**Task data**
= = = = =
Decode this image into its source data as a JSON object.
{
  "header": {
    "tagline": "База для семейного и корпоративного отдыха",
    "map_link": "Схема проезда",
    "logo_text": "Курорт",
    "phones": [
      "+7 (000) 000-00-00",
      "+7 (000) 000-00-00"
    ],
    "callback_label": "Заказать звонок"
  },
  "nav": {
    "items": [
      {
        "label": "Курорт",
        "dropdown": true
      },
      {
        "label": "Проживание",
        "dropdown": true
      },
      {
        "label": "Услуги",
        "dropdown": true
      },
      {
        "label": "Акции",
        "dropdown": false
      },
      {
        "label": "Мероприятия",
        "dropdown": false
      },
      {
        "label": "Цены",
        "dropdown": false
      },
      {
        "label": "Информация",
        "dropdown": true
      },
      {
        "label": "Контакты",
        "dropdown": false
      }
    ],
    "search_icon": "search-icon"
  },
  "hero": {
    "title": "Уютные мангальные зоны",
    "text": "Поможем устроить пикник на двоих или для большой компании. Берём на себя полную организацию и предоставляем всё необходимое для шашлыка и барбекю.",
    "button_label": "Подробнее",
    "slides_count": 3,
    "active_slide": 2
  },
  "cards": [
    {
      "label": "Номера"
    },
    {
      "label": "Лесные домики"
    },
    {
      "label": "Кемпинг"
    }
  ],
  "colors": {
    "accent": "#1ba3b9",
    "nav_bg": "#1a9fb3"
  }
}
= = = = =
**What you are asked to do**
Retype the material in full. Each word must match.

**Final result**
Decode this image into its source data as a JSON object.
{
  "header": {
    "tagline": "База для семейного и корпоративного отдыха",
    "map_link": "Схема проезда",
    "logo_text": "Курорт",
    "phones": [
      "+7 (000) 000-00-00",
      "+7 (000) 000-00-00"
    ],
    "callback_label": "Заказать звонок"
  },
  "nav": {
    "items": [
      {
        "label": "Курорт",
        "dropdown": true
      },
      {
        "label": "Проживание",
        "dropdown": true
      },
      {
        "label": "Услуги",
        "dropdown": true
      },
      {
        "label": "Акции",
        "dropdown": false
      },
      {
        "label": "Мероприятия",
        "dropdown": false
      },
      {
        "label": "Цены",
        "dropdown": false
      },
      {
        "label": "Информация",
        "dropdown": true
      },
      {
        "label": "Контакты",
        "dropdown": false
      }
    ],
    "search_icon": "search-icon"
  },
  "hero": {
    "title": "Уютные мангальные зоны",
    "text": "Поможем устроить пикник на двоих или для большой компании. Берём на себя полную организацию и предоставляем всё необходимое для шашлыка и барбекю.",
    "button_label": "Подробнее",
    "slides_count": 3,
    "active_slide": 2
  },
  "cards": [
    {
      "label": "Номера"
    },
    {
      "label": "Лесные домики"
    },
    {
      "label": "Кемпинг"
    }
  ],
  "colors": {
    "accent": "#1ba3b9",
    "nav_bg": "#1a9fb3"
  }
}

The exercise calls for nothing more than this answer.